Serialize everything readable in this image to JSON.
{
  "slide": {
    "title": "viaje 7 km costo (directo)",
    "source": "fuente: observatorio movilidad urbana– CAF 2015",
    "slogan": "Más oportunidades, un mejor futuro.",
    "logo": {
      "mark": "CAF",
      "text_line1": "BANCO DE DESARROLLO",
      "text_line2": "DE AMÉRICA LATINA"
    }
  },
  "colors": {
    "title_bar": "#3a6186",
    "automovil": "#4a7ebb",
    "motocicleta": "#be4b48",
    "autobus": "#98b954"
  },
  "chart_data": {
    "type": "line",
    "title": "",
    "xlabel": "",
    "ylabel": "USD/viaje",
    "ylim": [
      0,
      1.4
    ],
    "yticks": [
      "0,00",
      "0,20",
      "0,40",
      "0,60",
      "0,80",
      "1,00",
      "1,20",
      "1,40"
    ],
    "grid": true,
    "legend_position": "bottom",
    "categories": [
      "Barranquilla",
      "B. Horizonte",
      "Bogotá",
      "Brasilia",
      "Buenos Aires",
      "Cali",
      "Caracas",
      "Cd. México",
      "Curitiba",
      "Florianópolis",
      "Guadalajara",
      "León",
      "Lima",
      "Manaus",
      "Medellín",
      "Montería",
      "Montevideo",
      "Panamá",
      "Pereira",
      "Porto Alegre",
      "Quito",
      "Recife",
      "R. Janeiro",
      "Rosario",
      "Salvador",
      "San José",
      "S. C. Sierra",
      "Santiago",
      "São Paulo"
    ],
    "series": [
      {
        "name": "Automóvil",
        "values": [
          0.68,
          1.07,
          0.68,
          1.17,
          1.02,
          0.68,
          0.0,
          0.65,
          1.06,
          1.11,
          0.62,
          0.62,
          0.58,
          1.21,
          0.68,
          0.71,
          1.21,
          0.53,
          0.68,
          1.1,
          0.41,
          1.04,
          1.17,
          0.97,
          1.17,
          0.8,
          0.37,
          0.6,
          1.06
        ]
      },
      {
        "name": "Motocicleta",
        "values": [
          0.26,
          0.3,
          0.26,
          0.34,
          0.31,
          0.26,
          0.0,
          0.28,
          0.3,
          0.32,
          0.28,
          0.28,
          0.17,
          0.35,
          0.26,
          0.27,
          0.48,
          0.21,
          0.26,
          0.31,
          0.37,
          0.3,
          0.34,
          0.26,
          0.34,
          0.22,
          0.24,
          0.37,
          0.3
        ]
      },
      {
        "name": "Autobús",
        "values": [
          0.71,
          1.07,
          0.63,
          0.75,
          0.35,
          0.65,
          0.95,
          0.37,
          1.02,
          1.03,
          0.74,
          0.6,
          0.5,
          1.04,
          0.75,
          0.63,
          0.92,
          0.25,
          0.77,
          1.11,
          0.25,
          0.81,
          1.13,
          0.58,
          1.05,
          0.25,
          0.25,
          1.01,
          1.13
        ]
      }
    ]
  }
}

──────────

Aim ▸ Extract each line of the listing above, copying it word for word.

The solution ▸
Serialize everything readable in this image to JSON.
{
  "slide": {
    "title": "viaje 7 km costo (directo)",
    "source": "fuente: observatorio movilidad urbana– CAF 2015",
    "slogan": "Más oportunidades, un mejor futuro.",
    "logo": {
      "mark": "CAF",
      "text_line1": "BANCO DE DESARROLLO",
      "text_line2": "DE AMÉRICA LATINA"
    }
  },
  "colors": {
    "title_bar": "#3a6186",
    "automovil": "#4a7ebb",
    "motocicleta": "#be4b48",
    "autobus": "#98b954"
  },
  "chart_data": {
    "type": "line",
    "title": "",
    "xlabel": "",
    "ylabel": "USD/viaje",
    "ylim": [
      0,
      1.4
    ],
    "yticks": [
      "0,00",
      "0,20",
      "0,40",
      "0,60",
      "0,80",
      "1,00",
      "1,20",
      "1,40"
    ],
    "grid": true,
    "legend_position": "bottom",
    "categories": [
      "Barranquilla",
      "B. Horizonte",
      "Bogotá",
      "Brasilia",
      "Buenos Aires",
      "Cali",
      "Caracas",
      "Cd. México",
      "Curitiba",
      "Florianópolis",
      "Guadalajara",
      "León",
      "Lima",
      "Manaus",
      "Medellín",
      "Montería",
      "Montevideo",
      "Panamá",
      "Pereira",
      "Porto Alegre",
      "Quito",
      "Recife",
      "R. Janeiro",
      "Rosario",
      "Salvador",
      "San José",
      "S. C. Sierra",
      "Santiago",
      "São Paulo"
    ],
    "series": [
      {
        "name": "Automóvil",
        "values": [
          0.68,
          1.07,
          0.68,
          1.17,
          1.02,
          0.68,
          0.0,
          0.65,
          1.06,
          1.11,
          0.62,
          0.62,
          0.58,
          1.21,
          0.68,
          0.71,
          1.21,
          0.53,
          0.68,
          1.1,
          0.41,
          1.04,
          1.17,
          0.97,
          1.17,
          0.8,
          0.37,
          0.6,
          1.06
        ]
      },
      {
        "name": "Motocicleta",
        "values": [
          0.26,
          0.3,
          0.26,
          0.34,
          0.31,
          0.26,
          0.0,
          0.28,
          0.3,
          0.32,
          0.28,
          0.28,
          0.17,
          0.35,
          0.26,
          0.27,
          0.48,
          0.21,
          0.26,
          0.31,
          0.37,
          0.3,
          0.34,
          0.26,
          0.34,
          0.22,
          0.24,
          0.37,
          0.3
        ]
      },
      {
        "name": "Autobús",
        "values": [
          0.71,
          1.07,
          0.63,
          0.75,
          0.35,
          0.65,
          0.95,
          0.37,
          1.02,
          1.03,
          0.74,
          0.6,
          0.5,
          1.04,
          0.75,
          0.63,
          0.92,
          0.25,
          0.77,
          1.11,
          0.25,
          0.81,
          1.13,
          0.58,
          1.05,
          0.25,
          0.25,
          1.01,
          1.13
        ]
      }
    ]
  }
}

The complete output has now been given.